══ Text excerpt

As the days slip by and we find ourselves well entrenched into our fall routine, I have fleeting thoughts of our summer road trip. Living in Alberta, we often hit Banff, Jasper, and Waterton National Parks, as well as visits to Revelstoke, Kootenay, Glacier, and Yoho due to our great fortune of being in close proximity, only a day’s drive away.
In the wake of Canada 150, we switched it up this past summer and we drove east with intentions of seeing some of the National Parks that aren’t as easy for us to access. Regrettably, we didn’t make it as far as Newfoundland, however we managed to see some of the parks on our stops. We visited the following National Parks: Riding Mountain, Pukaskwa, Fundy, Cape-Breton Highlands, Kouchibouguac, Forillon, and La Mauricie.
Every park offered a unique perspective of our country and a glimpse of the diverse geography found from east to west. The parks were a great collection of the beauty and attractive features of the provinces we visited, namely, Manitoba, Ontario, Quebec, New Brunswick, and Nova Scotia. The kids collected booklets with engaging outdoor activities along the way. The parks were a wonderful depiction of the regions we found ourselves in and not a single one was disappointing. It doesn’t matter where you are in Canada, there is a National Park a day’s drive away, and if you haven’t done it, I strongly urge you to take the time and go visit one.
Beside their inherent beauty, each park included interesting pieces of our Canadian history, culture, and the foundation for what our country represents. In addition, the Canadian National Parks have something for everyone. I feel very fortunate that the government has worked to preserve these areas for Canadians and foreigners to gain a deeper appreciation of the geography that makes up our fine country.

════
══ Source material

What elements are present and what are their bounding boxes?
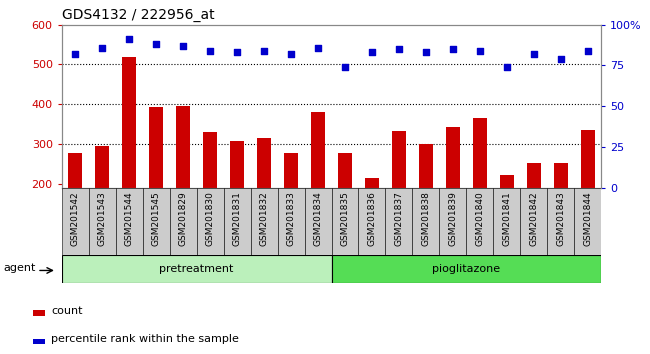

════

:: Set tasks ::
**a.** In the road trip text, what did the kids collect along the way?
**b.** Reproduce a passage from the road trip text, beginning at the words "As the days" and stopping after "day’s drive away.".

:: Answers for the tasks ::
**a.** Booklets with engaging outdoor activities.

**b.**
As the days slip by and we find ourselves well entrenched into our fall routine, I have fleeting thoughts of our summer road trip. Living in Alberta, we often hit Banff, Jasper, and Waterton National Parks, as well as visits to Revelstoke, Kootenay, Glacier, and Yoho due to our great fortune of being in close proximity, only a day’s drive away.